[Collected data entries]
begin

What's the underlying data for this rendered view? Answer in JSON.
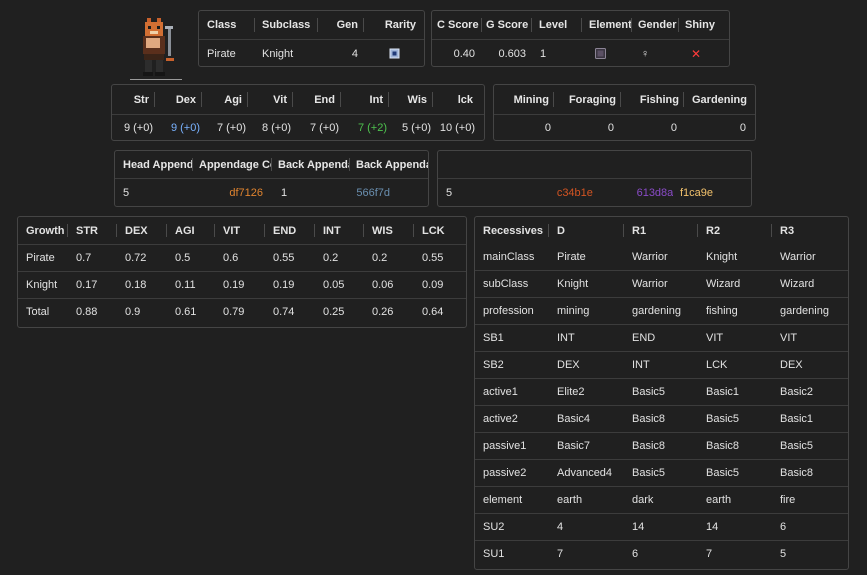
{
  "identity": {
    "headers": [
      "Class",
      "Subclass",
      "Gen",
      "Rarity"
    ],
    "values": {
      "class": "Pirate",
      "subclass": "Knight",
      "gen": "4",
      "rarity_icon": "rarity-gem-icon"
    }
  },
  "scores": {
    "headers": [
      "C Score",
      "G Score",
      "Level",
      "Element",
      "Gender",
      "Shiny"
    ],
    "values": {
      "c_score": "0.40",
      "g_score": "0.603",
      "level": "1",
      "element_icon": "element-swatch-icon",
      "gender": "♀",
      "shiny": "✕"
    }
  },
  "stats": {
    "headers": [
      "Str",
      "Dex",
      "Agi",
      "Vit",
      "End",
      "Int",
      "Wis",
      "lck"
    ],
    "values": [
      "9 (+0)",
      "9 (+0)",
      "7 (+0)",
      "8 (+0)",
      "7 (+0)",
      "7 (+2)",
      "5 (+0)",
      "10 (+0)"
    ]
  },
  "professions": {
    "headers": [
      "Mining",
      "Foraging",
      "Fishing",
      "Gardening"
    ],
    "values": [
      "0",
      "0",
      "0",
      "0"
    ]
  },
  "appendages": {
    "headers": [
      "Head Appendage",
      "Appendage Color",
      "Back Appendage",
      "Back Appendage Color"
    ],
    "values": [
      "5",
      "df7126",
      "1",
      "566f7d"
    ]
  },
  "hair": {
    "values": [
      "5",
      "c34b1e",
      "613d8a",
      "f1ca9e"
    ]
  },
  "growth": {
    "headers": [
      "Growth",
      "STR",
      "DEX",
      "AGI",
      "VIT",
      "END",
      "INT",
      "WIS",
      "LCK"
    ],
    "rows": [
      [
        "Pirate",
        "0.7",
        "0.72",
        "0.5",
        "0.6",
        "0.55",
        "0.2",
        "0.2",
        "0.55"
      ],
      [
        "Knight",
        "0.17",
        "0.18",
        "0.11",
        "0.19",
        "0.19",
        "0.05",
        "0.06",
        "0.09"
      ],
      [
        "Total",
        "0.88",
        "0.9",
        "0.61",
        "0.79",
        "0.74",
        "0.25",
        "0.26",
        "0.64"
      ]
    ]
  },
  "recessives": {
    "headers": [
      "Recessives",
      "D",
      "R1",
      "R2",
      "R3"
    ],
    "rows": [
      [
        "mainClass",
        "Pirate",
        "Warrior",
        "Knight",
        "Warrior"
      ],
      [
        "subClass",
        "Knight",
        "Warrior",
        "Wizard",
        "Wizard"
      ],
      [
        "profession",
        "mining",
        "gardening",
        "fishing",
        "gardening"
      ],
      [
        "SB1",
        "INT",
        "END",
        "VIT",
        "VIT"
      ],
      [
        "SB2",
        "DEX",
        "INT",
        "LCK",
        "DEX"
      ],
      [
        "active1",
        "Elite2",
        "Basic5",
        "Basic1",
        "Basic2"
      ],
      [
        "active2",
        "Basic4",
        "Basic8",
        "Basic5",
        "Basic1"
      ],
      [
        "passive1",
        "Basic7",
        "Basic8",
        "Basic8",
        "Basic5"
      ],
      [
        "passive2",
        "Advanced4",
        "Basic5",
        "Basic5",
        "Basic8"
      ],
      [
        "element",
        "earth",
        "dark",
        "earth",
        "fire"
      ],
      [
        "SU2",
        "4",
        "14",
        "14",
        "6"
      ],
      [
        "SU1",
        "7",
        "6",
        "7",
        "5"
      ]
    ]
  },
  "colors": {
    "dex_value": "#79b2ff",
    "int_value": "#4ec24e",
    "appendage_color": "#df7126",
    "back_appendage_color": "#566f7d",
    "hair_1": "#c34b1e",
    "hair_2": "#613d8a",
    "hair_3": "#f1ca9e",
    "shiny_x": "#ff3b3b"
  }
}
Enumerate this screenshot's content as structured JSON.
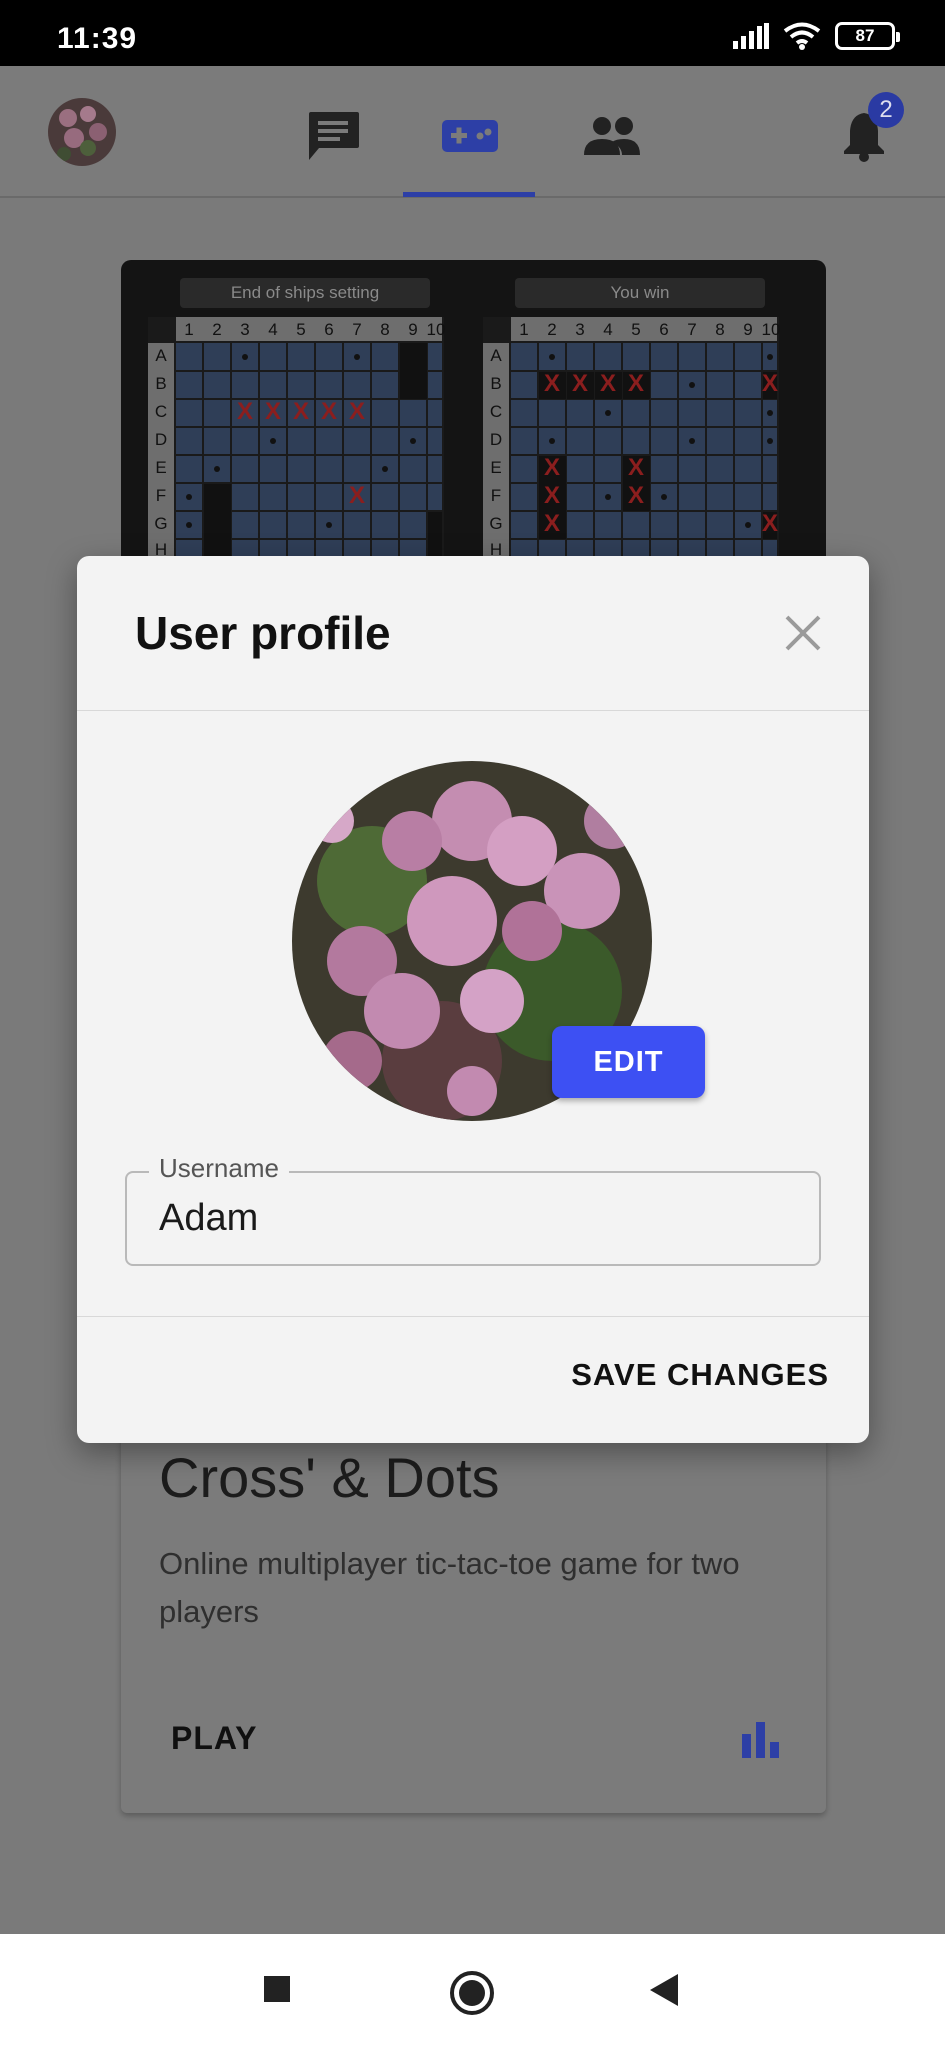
{
  "status_bar": {
    "time": "11:39",
    "battery": "87"
  },
  "app_bar": {
    "tabs": [
      "chat",
      "games",
      "friends"
    ],
    "notification_count": "2"
  },
  "boards": {
    "left_title": "End of ships setting",
    "right_title": "You win",
    "columns": [
      "1",
      "2",
      "3",
      "4",
      "5",
      "6",
      "7",
      "8",
      "9",
      "10"
    ],
    "rows": [
      "A",
      "B",
      "C",
      "D",
      "E",
      "F",
      "G",
      "H"
    ]
  },
  "game_card": {
    "title": "Cross' & Dots",
    "description": "Online multiplayer tic-tac-toe game for two players",
    "play_label": "PLAY"
  },
  "dialog": {
    "title": "User profile",
    "edit_label": "EDIT",
    "username_label": "Username",
    "username_value": "Adam",
    "save_label": "SAVE CHANGES"
  },
  "colors": {
    "accent": "#3d50f3",
    "badge": "#2a3aa3",
    "dialog_bg": "#f3f3f3"
  }
}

end

* Given exercise
Reproduce all the records verbatim, excluding images.

* Finished answer
What's the underlying data for this rendered view? Answer in JSON.
{
  "identity": {
    "headers": [
      "Class",
      "Subclass",
      "Gen",
      "Rarity"
    ],
    "values": {
      "class": "Pirate",
      "subclass": "Knight",
      "gen": "4",
      "rarity_icon": "rarity-gem-icon"
    }
  },
  "scores": {
    "headers": [
      "C Score",
      "G Score",
      "Level",
      "Element",
      "Gender",
      "Shiny"
    ],
    "values": {
      "c_score": "0.40",
      "g_score": "0.603",
      "level": "1",
      "element_icon": "element-swatch-icon",
      "gender": "♀",
      "shiny": "✕"
    }
  },
  "stats": {
    "headers": [
      "Str",
      "Dex",
      "Agi",
      "Vit",
      "End",
      "Int",
      "Wis",
      "lck"
    ],
    "values": [
      "9 (+0)",
      "9 (+0)",
      "7 (+0)",
      "8 (+0)",
      "7 (+0)",
      "7 (+2)",
      "5 (+0)",
      "10 (+0)"
    ]
  },
  "professions": {
    "headers": [
      "Mining",
      "Foraging",
      "Fishing",
      "Gardening"
    ],
    "values": [
      "0",
      "0",
      "0",
      "0"
    ]
  },
  "appendages": {
    "headers": [
      "Head Appendage",
      "Appendage Color",
      "Back Appendage",
      "Back Appendage Color"
    ],
    "values": [
      "5",
      "df7126",
      "1",
      "566f7d"
    ]
  },
  "hair": {
    "values": [
      "5",
      "c34b1e",
      "613d8a",
      "f1ca9e"
    ]
  },
  "growth": {
    "headers": [
      "Growth",
      "STR",
      "DEX",
      "AGI",
      "VIT",
      "END",
      "INT",
      "WIS",
      "LCK"
    ],
    "rows": [
      [
        "Pirate",
        "0.7",
        "0.72",
        "0.5",
        "0.6",
        "0.55",
        "0.2",
        "0.2",
        "0.55"
      ],
      [
        "Knight",
        "0.17",
        "0.18",
        "0.11",
        "0.19",
        "0.19",
        "0.05",
        "0.06",
        "0.09"
      ],
      [
        "Total",
        "0.88",
        "0.9",
        "0.61",
        "0.79",
        "0.74",
        "0.25",
        "0.26",
        "0.64"
      ]
    ]
  },
  "recessives": {
    "headers": [
      "Recessives",
      "D",
      "R1",
      "R2",
      "R3"
    ],
    "rows": [
      [
        "mainClass",
        "Pirate",
        "Warrior",
        "Knight",
        "Warrior"
      ],
      [
        "subClass",
        "Knight",
        "Warrior",
        "Wizard",
        "Wizard"
      ],
      [
        "profession",
        "mining",
        "gardening",
        "fishing",
        "gardening"
      ],
      [
        "SB1",
        "INT",
        "END",
        "VIT",
        "VIT"
      ],
      [
        "SB2",
        "DEX",
        "INT",
        "LCK",
        "DEX"
      ],
      [
        "active1",
        "Elite2",
        "Basic5",
        "Basic1",
        "Basic2"
      ],
      [
        "active2",
        "Basic4",
        "Basic8",
        "Basic5",
        "Basic1"
      ],
      [
        "passive1",
        "Basic7",
        "Basic8",
        "Basic8",
        "Basic5"
      ],
      [
        "passive2",
        "Advanced4",
        "Basic5",
        "Basic5",
        "Basic8"
      ],
      [
        "element",
        "earth",
        "dark",
        "earth",
        "fire"
      ],
      [
        "SU2",
        "4",
        "14",
        "14",
        "6"
      ],
      [
        "SU1",
        "7",
        "6",
        "7",
        "5"
      ]
    ]
  },
  "colors": {
    "dex_value": "#79b2ff",
    "int_value": "#4ec24e",
    "appendage_color": "#df7126",
    "back_appendage_color": "#566f7d",
    "hair_1": "#c34b1e",
    "hair_2": "#613d8a",
    "hair_3": "#f1ca9e",
    "shiny_x": "#ff3b3b"
  }
}
Enumerate this screenshot's content as structured JSON.
{
  "status_bar": {
    "time": "11:39",
    "battery": "87"
  },
  "app_bar": {
    "tabs": [
      "chat",
      "games",
      "friends"
    ],
    "notification_count": "2"
  },
  "boards": {
    "left_title": "End of ships setting",
    "right_title": "You win",
    "columns": [
      "1",
      "2",
      "3",
      "4",
      "5",
      "6",
      "7",
      "8",
      "9",
      "10"
    ],
    "rows": [
      "A",
      "B",
      "C",
      "D",
      "E",
      "F",
      "G",
      "H"
    ]
  },
  "game_card": {
    "title": "Cross' & Dots",
    "description": "Online multiplayer tic-tac-toe game for two players",
    "play_label": "PLAY"
  },
  "dialog": {
    "title": "User profile",
    "edit_label": "EDIT",
    "username_label": "Username",
    "username_value": "Adam",
    "save_label": "SAVE CHANGES"
  },
  "colors": {
    "accent": "#3d50f3",
    "badge": "#2a3aa3",
    "dialog_bg": "#f3f3f3"
  }
}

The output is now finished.